▸ **REQUEST**
Emit the entire listing verbatim.

▸ **THE DATA**
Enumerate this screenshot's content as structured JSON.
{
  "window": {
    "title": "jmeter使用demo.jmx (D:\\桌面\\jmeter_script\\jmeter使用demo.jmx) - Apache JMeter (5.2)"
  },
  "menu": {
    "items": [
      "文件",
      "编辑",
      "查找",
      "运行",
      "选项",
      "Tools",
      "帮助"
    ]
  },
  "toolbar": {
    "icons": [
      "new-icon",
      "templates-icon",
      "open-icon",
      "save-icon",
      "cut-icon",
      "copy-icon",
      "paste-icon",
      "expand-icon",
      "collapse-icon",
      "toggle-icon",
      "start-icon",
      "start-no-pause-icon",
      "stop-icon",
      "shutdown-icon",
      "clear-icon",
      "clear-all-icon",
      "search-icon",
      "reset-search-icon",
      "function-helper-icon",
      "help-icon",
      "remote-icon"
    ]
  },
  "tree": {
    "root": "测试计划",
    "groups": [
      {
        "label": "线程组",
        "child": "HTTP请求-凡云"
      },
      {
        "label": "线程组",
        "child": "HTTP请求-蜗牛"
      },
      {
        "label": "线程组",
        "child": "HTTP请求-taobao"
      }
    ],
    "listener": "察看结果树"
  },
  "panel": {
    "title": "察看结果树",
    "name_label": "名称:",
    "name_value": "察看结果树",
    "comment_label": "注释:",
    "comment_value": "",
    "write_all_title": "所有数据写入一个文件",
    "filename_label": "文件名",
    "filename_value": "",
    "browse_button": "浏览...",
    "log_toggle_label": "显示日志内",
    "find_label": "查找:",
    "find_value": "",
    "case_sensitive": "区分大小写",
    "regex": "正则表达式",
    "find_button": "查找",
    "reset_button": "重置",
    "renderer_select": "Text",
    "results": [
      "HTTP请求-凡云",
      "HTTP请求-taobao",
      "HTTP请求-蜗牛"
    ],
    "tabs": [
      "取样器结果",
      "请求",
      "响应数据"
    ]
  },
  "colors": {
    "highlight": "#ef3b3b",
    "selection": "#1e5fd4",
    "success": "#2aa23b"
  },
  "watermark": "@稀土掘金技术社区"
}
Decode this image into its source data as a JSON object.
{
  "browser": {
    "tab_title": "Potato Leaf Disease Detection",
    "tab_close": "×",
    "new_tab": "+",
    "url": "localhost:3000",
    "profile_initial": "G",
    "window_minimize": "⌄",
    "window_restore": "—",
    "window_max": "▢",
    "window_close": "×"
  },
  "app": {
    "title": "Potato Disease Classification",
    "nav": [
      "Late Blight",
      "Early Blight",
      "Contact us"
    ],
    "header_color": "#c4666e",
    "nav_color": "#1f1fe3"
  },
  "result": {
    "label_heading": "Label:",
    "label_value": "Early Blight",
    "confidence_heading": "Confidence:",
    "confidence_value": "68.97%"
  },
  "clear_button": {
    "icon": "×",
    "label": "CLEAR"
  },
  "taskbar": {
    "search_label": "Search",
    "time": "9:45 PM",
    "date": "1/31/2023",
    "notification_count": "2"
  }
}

▸ **SOLUTION TO THE PROBLEM**
Enumerate this screenshot's content as structured JSON.
{
  "window": {
    "title": "jmeter使用demo.jmx (D:\\桌面\\jmeter_script\\jmeter使用demo.jmx) - Apache JMeter (5.2)"
  },
  "menu": {
    "items": [
      "文件",
      "编辑",
      "查找",
      "运行",
      "选项",
      "Tools",
      "帮助"
    ]
  },
  "toolbar": {
    "icons": [
      "new-icon",
      "templates-icon",
      "open-icon",
      "save-icon",
      "cut-icon",
      "copy-icon",
      "paste-icon",
      "expand-icon",
      "collapse-icon",
      "toggle-icon",
      "start-icon",
      "start-no-pause-icon",
      "stop-icon",
      "shutdown-icon",
      "clear-icon",
      "clear-all-icon",
      "search-icon",
      "reset-search-icon",
      "function-helper-icon",
      "help-icon",
      "remote-icon"
    ]
  },
  "tree": {
    "root": "测试计划",
    "groups": [
      {
        "label": "线程组",
        "child": "HTTP请求-凡云"
      },
      {
        "label": "线程组",
        "child": "HTTP请求-蜗牛"
      },
      {
        "label": "线程组",
        "child": "HTTP请求-taobao"
      }
    ],
    "listener": "察看结果树"
  },
  "panel": {
    "title": "察看结果树",
    "name_label": "名称:",
    "name_value": "察看结果树",
    "comment_label": "注释:",
    "comment_value": "",
    "write_all_title": "所有数据写入一个文件",
    "filename_label": "文件名",
    "filename_value": "",
    "browse_button": "浏览...",
    "log_toggle_label": "显示日志内",
    "find_label": "查找:",
    "find_value": "",
    "case_sensitive": "区分大小写",
    "regex": "正则表达式",
    "find_button": "查找",
    "reset_button": "重置",
    "renderer_select": "Text",
    "results": [
      "HTTP请求-凡云",
      "HTTP请求-taobao",
      "HTTP请求-蜗牛"
    ],
    "tabs": [
      "取样器结果",
      "请求",
      "响应数据"
    ]
  },
  "colors": {
    "highlight": "#ef3b3b",
    "selection": "#1e5fd4",
    "success": "#2aa23b"
  },
  "watermark": "@稀土掘金技术社区"
}
Decode this image into its source data as a JSON object.
{
  "browser": {
    "tab_title": "Potato Leaf Disease Detection",
    "tab_close": "×",
    "new_tab": "+",
    "url": "localhost:3000",
    "profile_initial": "G",
    "window_minimize": "⌄",
    "window_restore": "—",
    "window_max": "▢",
    "window_close": "×"
  },
  "app": {
    "title": "Potato Disease Classification",
    "nav": [
      "Late Blight",
      "Early Blight",
      "Contact us"
    ],
    "header_color": "#c4666e",
    "nav_color": "#1f1fe3"
  },
  "result": {
    "label_heading": "Label:",
    "label_value": "Early Blight",
    "confidence_heading": "Confidence:",
    "confidence_value": "68.97%"
  },
  "clear_button": {
    "icon": "×",
    "label": "CLEAR"
  },
  "taskbar": {
    "search_label": "Search",
    "time": "9:45 PM",
    "date": "1/31/2023",
    "notification_count": "2"
  }
}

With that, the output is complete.